> STATED TASK: In the entries below, find the lines with the word "Hirst" and copy them.

╭─ TASK INPUT

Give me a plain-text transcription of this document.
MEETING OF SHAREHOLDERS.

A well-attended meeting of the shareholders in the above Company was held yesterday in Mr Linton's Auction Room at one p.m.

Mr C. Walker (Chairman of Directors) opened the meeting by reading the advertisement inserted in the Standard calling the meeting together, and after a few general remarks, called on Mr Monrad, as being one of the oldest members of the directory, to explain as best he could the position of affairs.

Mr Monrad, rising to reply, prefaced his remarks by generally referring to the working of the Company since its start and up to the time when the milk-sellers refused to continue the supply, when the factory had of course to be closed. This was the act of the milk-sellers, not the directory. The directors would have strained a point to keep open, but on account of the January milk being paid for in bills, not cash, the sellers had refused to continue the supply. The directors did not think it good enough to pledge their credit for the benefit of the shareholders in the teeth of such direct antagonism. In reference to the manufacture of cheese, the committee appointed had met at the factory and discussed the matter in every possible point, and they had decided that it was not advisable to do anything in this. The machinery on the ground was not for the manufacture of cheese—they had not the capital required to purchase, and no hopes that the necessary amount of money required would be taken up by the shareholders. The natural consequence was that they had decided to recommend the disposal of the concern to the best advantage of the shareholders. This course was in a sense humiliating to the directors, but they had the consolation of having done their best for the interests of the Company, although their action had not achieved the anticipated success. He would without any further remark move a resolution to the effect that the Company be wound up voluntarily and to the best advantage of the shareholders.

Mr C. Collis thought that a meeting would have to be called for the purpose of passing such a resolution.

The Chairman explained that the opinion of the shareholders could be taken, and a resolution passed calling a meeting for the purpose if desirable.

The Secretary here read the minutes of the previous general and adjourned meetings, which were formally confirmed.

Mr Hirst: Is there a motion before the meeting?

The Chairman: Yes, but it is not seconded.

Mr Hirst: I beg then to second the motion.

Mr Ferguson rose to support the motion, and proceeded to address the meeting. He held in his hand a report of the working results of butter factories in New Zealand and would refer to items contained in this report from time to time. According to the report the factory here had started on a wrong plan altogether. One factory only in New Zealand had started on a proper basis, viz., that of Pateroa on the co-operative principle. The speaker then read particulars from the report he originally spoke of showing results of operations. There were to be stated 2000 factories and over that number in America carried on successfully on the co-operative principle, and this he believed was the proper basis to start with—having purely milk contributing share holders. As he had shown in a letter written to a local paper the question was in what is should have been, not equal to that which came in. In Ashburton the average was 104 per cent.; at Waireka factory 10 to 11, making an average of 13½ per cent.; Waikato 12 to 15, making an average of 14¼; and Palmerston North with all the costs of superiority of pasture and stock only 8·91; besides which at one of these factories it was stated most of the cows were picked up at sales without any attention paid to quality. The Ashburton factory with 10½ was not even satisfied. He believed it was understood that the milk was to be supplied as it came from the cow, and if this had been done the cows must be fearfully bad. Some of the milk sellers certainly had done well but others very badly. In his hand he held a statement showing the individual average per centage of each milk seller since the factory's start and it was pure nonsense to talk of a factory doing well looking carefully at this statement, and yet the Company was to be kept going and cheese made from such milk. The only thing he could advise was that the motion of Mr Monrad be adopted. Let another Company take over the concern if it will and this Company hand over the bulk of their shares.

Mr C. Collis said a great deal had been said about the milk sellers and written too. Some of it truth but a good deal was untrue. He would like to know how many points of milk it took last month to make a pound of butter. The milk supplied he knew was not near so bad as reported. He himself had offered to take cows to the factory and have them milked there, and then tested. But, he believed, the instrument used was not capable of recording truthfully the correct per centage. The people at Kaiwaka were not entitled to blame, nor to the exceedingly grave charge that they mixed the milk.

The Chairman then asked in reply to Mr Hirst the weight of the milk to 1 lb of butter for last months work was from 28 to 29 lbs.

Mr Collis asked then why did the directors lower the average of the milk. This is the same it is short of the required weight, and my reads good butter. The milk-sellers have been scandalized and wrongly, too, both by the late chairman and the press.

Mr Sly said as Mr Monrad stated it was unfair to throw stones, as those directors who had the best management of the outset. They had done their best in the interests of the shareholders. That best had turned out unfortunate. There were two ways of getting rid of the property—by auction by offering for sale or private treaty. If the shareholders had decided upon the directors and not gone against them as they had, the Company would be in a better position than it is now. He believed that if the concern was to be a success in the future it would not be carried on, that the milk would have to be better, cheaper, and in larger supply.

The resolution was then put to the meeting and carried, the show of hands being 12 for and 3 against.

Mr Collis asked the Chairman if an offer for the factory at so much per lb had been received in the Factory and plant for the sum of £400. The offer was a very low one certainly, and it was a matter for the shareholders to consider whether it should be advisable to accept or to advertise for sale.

╰─

> OUTPUT FOR THIS TASK:
Mr Hirst: Is there a motion before the meeting?
Mr Hirst: I beg then to second the motion.
The Chairman then asked in reply to Mr Hirst the weight of the milk to 1 lb of butter for last months work was from 28 to 29 lbs.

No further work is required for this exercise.